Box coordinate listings

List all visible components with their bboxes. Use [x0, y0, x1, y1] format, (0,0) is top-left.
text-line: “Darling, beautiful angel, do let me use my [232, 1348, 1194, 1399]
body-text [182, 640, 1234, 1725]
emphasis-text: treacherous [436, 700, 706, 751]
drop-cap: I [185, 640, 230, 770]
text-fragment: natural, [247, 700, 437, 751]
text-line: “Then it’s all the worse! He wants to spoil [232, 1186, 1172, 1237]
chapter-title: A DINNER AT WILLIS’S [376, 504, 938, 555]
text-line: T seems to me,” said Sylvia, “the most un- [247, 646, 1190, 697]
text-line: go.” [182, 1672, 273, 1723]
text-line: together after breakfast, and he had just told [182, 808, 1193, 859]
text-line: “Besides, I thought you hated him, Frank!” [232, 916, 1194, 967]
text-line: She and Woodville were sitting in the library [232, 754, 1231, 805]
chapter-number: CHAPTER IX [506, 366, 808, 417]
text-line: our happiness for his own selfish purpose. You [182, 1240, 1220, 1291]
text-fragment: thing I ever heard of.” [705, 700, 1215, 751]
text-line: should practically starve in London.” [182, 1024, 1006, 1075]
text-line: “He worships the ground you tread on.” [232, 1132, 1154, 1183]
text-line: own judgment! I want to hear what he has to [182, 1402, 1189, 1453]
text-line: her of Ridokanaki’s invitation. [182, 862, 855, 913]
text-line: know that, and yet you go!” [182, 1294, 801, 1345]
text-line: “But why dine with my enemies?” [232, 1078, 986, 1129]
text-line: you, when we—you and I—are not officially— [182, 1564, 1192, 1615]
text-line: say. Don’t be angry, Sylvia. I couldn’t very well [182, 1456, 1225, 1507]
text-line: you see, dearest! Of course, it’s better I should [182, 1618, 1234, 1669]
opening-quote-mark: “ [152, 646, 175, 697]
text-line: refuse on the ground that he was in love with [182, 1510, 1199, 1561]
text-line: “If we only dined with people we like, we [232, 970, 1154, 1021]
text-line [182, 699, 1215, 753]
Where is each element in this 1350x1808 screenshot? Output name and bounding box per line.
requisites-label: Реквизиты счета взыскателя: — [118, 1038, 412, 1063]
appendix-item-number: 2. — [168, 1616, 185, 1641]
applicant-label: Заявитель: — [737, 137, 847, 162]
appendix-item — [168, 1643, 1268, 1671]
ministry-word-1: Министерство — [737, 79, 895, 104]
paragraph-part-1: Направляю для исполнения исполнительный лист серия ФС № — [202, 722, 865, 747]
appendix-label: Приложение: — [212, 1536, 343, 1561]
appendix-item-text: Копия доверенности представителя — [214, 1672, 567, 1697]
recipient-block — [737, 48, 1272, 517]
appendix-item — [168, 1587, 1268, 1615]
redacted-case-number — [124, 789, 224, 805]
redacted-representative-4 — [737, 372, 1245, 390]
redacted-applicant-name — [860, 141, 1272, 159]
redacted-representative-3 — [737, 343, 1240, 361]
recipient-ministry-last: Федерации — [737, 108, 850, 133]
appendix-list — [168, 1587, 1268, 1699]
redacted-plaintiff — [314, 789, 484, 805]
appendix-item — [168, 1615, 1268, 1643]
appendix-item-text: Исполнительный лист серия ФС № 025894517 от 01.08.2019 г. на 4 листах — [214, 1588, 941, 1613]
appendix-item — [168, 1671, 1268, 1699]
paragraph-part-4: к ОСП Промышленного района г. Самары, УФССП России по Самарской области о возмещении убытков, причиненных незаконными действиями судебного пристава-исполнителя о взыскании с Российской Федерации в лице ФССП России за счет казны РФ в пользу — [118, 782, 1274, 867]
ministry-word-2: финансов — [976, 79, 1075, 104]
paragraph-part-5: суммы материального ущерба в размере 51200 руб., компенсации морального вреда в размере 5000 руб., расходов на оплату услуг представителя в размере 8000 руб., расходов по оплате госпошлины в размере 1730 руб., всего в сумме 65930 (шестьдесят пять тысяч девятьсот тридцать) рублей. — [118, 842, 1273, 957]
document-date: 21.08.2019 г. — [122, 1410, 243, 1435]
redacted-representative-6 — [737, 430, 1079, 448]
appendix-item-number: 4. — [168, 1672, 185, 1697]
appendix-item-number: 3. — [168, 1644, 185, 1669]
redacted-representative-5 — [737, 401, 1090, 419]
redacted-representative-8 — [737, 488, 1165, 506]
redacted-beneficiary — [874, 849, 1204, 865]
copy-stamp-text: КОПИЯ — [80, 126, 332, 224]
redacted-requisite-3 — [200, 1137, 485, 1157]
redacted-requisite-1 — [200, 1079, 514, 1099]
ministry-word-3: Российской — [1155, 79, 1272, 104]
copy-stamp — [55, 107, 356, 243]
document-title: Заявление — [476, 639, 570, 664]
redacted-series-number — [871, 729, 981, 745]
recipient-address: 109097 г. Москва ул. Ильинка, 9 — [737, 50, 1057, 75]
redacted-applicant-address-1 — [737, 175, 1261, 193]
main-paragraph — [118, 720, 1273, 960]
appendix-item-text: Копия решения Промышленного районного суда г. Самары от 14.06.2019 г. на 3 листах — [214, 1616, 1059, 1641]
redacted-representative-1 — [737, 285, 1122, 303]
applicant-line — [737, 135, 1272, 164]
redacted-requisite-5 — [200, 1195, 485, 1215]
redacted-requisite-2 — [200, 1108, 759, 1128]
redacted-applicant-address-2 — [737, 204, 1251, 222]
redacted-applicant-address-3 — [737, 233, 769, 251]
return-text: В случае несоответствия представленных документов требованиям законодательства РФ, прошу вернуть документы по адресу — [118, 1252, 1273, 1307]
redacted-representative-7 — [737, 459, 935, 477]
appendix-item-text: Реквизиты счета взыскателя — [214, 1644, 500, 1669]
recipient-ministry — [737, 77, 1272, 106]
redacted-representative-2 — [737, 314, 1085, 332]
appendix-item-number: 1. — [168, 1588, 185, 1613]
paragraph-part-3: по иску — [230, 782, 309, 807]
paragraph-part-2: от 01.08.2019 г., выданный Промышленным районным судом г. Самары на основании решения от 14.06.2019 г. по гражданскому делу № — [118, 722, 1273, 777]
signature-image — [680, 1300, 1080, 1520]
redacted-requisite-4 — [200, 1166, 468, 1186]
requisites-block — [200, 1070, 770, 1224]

§ **WHAT IS ASKED**
Copy out the rows from the first one through the line containing "chapter-number: CHAPTER IX", including both of those lines.

§ **REPLY TO THE TASK**
List all visible components with their bboxes. Use [x0, y0, x1, y1] format, (0,0) is top-left.
text-line: “Darling, beautiful angel, do let me use my [232, 1348, 1194, 1399]
body-text [182, 640, 1234, 1725]
emphasis-text: treacherous [436, 700, 706, 751]
drop-cap: I [185, 640, 230, 770]
text-fragment: natural, [247, 700, 437, 751]
text-line: “Then it’s all the worse! He wants to spoil [232, 1186, 1172, 1237]
chapter-title: A DINNER AT WILLIS’S [376, 504, 938, 555]
text-line: T seems to me,” said Sylvia, “the most un- [247, 646, 1190, 697]
text-line: go.” [182, 1672, 273, 1723]
text-line: together after breakfast, and he had just told [182, 808, 1193, 859]
text-line: “Besides, I thought you hated him, Frank!” [232, 916, 1194, 967]
text-line: She and Woodville were sitting in the library [232, 754, 1231, 805]
chapter-number: CHAPTER IX [506, 366, 808, 417]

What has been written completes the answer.